• _INPUT FOR THIS TASK_:
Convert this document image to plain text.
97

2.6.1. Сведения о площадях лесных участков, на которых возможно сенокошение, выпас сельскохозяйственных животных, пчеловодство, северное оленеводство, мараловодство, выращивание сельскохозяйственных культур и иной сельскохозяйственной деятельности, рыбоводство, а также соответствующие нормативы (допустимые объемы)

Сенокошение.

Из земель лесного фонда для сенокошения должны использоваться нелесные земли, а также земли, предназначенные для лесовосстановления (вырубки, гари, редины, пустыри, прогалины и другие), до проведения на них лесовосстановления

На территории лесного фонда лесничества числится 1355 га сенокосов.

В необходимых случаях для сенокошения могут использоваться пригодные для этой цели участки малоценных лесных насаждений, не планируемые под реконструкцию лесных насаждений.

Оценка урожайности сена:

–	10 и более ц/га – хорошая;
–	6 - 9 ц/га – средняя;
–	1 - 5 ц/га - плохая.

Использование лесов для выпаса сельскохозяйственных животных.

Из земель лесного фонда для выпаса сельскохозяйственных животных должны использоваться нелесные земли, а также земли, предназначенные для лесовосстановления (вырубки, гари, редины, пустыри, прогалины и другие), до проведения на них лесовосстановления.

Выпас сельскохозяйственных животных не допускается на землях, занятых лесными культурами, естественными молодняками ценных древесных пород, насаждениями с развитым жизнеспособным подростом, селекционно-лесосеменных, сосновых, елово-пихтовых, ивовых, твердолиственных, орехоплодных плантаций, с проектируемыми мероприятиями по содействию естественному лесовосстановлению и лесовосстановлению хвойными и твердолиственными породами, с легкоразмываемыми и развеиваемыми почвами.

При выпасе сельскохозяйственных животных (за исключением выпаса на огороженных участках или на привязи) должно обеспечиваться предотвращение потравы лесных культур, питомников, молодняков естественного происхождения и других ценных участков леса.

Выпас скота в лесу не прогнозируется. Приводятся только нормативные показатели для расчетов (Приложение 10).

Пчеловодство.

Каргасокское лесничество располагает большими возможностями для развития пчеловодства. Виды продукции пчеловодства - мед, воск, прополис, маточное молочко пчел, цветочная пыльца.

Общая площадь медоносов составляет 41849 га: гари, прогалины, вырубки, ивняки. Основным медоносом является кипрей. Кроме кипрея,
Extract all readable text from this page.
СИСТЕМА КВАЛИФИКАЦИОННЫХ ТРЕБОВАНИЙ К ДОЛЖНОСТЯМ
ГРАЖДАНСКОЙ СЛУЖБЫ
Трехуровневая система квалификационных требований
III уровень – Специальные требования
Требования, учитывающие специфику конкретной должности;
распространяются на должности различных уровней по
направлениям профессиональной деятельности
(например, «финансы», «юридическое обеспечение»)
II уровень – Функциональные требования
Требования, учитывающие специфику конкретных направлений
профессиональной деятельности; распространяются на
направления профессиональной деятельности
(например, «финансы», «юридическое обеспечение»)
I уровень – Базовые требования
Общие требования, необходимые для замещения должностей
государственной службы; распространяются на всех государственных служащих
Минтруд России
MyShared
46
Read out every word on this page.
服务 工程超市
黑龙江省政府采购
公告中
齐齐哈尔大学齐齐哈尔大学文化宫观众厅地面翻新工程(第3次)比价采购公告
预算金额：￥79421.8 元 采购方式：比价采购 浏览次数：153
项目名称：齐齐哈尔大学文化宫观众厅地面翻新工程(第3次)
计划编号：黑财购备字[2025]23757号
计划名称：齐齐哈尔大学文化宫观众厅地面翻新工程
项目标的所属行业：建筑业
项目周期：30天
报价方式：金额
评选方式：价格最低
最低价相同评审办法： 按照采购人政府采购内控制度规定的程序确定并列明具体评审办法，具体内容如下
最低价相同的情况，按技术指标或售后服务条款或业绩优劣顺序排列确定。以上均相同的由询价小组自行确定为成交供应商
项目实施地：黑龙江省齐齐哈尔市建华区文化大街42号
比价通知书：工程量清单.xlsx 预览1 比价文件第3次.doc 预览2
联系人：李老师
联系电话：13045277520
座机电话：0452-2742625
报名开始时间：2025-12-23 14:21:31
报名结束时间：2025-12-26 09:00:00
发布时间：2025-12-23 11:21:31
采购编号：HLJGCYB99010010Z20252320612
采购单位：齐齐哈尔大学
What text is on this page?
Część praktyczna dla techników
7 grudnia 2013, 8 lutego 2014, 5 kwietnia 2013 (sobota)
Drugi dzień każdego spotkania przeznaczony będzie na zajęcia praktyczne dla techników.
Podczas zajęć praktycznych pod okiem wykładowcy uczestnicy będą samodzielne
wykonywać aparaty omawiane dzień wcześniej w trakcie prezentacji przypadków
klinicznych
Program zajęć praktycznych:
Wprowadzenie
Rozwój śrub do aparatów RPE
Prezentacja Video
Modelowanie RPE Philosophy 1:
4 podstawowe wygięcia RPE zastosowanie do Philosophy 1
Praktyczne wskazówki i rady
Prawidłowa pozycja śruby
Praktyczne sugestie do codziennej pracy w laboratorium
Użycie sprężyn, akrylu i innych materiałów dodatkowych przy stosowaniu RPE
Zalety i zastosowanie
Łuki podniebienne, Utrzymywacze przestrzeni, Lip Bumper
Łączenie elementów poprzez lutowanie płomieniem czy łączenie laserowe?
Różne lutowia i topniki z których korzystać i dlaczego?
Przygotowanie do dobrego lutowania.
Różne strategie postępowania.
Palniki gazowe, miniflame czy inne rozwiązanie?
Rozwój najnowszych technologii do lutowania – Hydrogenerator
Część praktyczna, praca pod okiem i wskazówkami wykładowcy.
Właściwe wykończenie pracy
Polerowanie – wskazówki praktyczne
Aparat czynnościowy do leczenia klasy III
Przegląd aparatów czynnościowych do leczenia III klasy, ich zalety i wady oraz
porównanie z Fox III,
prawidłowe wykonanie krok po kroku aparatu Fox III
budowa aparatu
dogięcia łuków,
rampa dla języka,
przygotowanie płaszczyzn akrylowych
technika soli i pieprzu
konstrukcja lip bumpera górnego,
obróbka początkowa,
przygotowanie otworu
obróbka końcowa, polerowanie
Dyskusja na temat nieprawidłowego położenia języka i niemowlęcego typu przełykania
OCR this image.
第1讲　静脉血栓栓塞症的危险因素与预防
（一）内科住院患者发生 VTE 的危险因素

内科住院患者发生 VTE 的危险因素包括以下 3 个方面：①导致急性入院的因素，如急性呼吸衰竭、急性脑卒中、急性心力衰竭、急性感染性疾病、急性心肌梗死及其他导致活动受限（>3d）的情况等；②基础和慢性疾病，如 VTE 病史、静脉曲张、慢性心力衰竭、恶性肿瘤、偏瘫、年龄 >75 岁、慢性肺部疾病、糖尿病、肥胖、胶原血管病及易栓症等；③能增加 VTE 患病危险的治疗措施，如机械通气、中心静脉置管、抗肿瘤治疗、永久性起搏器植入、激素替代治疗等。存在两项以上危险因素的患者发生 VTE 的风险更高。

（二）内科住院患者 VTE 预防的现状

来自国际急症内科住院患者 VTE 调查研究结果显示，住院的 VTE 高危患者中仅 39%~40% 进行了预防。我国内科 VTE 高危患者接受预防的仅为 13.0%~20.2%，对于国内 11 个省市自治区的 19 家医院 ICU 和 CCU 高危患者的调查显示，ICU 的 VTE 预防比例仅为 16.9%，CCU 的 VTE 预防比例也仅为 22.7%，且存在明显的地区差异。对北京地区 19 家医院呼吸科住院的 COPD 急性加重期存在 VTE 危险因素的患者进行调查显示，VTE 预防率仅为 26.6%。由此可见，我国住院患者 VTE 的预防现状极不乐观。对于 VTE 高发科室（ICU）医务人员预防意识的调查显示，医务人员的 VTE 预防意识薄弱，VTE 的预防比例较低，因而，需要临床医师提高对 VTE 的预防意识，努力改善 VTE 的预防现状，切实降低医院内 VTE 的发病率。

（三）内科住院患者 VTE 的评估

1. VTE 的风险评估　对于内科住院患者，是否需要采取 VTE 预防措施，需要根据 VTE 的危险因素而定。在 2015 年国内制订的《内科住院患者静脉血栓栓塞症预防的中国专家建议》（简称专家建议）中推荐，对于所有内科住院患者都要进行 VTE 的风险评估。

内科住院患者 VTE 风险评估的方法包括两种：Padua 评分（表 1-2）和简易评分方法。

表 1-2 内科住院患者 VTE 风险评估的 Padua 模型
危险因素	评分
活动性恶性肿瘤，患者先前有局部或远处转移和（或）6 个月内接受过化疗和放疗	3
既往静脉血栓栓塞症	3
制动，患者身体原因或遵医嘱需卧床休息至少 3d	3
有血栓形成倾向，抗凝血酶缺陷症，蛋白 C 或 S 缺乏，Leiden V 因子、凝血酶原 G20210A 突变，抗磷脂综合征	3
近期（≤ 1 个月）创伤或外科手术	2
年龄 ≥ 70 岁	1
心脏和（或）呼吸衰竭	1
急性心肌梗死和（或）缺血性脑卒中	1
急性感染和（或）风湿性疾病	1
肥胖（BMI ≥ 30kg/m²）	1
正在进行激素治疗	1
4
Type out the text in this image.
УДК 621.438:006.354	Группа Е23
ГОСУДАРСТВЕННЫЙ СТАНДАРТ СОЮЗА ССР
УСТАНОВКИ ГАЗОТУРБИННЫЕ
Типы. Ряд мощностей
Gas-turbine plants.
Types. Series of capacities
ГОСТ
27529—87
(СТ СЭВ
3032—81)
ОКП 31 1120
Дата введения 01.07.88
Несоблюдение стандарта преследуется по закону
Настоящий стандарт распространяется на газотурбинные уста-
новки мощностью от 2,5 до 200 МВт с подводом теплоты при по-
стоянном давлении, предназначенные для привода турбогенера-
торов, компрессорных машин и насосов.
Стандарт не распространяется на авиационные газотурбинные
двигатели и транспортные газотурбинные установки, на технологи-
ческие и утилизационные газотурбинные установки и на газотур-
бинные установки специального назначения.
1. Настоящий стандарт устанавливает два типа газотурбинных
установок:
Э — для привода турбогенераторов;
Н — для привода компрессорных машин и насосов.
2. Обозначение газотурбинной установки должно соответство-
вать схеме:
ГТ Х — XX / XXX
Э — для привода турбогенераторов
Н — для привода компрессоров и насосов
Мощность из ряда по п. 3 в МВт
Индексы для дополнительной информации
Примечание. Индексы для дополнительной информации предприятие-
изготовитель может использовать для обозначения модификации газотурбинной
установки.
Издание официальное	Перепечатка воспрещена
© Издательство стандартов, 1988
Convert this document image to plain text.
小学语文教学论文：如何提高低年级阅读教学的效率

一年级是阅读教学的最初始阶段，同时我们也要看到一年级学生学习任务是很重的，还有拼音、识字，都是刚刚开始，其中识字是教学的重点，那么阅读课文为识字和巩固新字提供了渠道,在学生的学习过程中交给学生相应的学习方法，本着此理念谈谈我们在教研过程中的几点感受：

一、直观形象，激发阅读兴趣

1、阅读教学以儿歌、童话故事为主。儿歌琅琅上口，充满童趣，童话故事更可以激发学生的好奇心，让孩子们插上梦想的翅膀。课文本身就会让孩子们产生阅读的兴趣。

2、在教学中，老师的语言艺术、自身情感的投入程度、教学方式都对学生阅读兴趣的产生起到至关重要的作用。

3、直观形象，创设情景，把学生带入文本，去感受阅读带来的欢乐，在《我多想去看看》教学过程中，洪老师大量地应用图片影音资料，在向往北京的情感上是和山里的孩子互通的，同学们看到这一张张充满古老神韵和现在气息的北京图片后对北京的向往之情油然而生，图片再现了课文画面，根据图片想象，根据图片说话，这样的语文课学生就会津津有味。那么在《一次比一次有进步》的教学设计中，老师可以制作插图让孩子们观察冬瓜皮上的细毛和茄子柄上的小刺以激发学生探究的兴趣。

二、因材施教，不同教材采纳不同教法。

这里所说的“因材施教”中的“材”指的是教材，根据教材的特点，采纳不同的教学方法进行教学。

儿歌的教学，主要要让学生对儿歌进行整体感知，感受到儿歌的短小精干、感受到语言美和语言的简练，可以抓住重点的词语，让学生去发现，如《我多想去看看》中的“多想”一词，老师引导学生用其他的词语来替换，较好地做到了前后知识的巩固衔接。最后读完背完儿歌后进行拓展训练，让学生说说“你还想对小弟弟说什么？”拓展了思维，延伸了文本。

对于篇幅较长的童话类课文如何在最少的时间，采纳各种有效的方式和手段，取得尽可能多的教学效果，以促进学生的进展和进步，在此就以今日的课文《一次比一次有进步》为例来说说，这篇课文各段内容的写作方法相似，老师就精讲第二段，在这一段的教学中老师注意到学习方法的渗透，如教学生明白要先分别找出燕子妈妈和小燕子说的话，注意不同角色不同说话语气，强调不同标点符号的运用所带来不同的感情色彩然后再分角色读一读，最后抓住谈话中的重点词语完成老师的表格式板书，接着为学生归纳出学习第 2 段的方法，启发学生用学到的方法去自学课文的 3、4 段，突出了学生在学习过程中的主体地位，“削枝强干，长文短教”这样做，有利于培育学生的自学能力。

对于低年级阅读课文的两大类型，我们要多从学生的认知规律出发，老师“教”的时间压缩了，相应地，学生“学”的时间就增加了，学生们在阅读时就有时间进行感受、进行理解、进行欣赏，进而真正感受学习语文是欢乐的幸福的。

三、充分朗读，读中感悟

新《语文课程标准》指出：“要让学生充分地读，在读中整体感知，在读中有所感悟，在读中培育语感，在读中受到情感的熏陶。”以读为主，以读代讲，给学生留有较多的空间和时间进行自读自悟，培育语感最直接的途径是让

• _TASK DETAILS_: Look over the records above and copy each line that includes the string "насосов".

• _EXERCISE RESULT_:
торов, компрессорных машин и насосов.
Н — для привода компрессорных машин и насосов.
Н — для привода компрессоров и насосов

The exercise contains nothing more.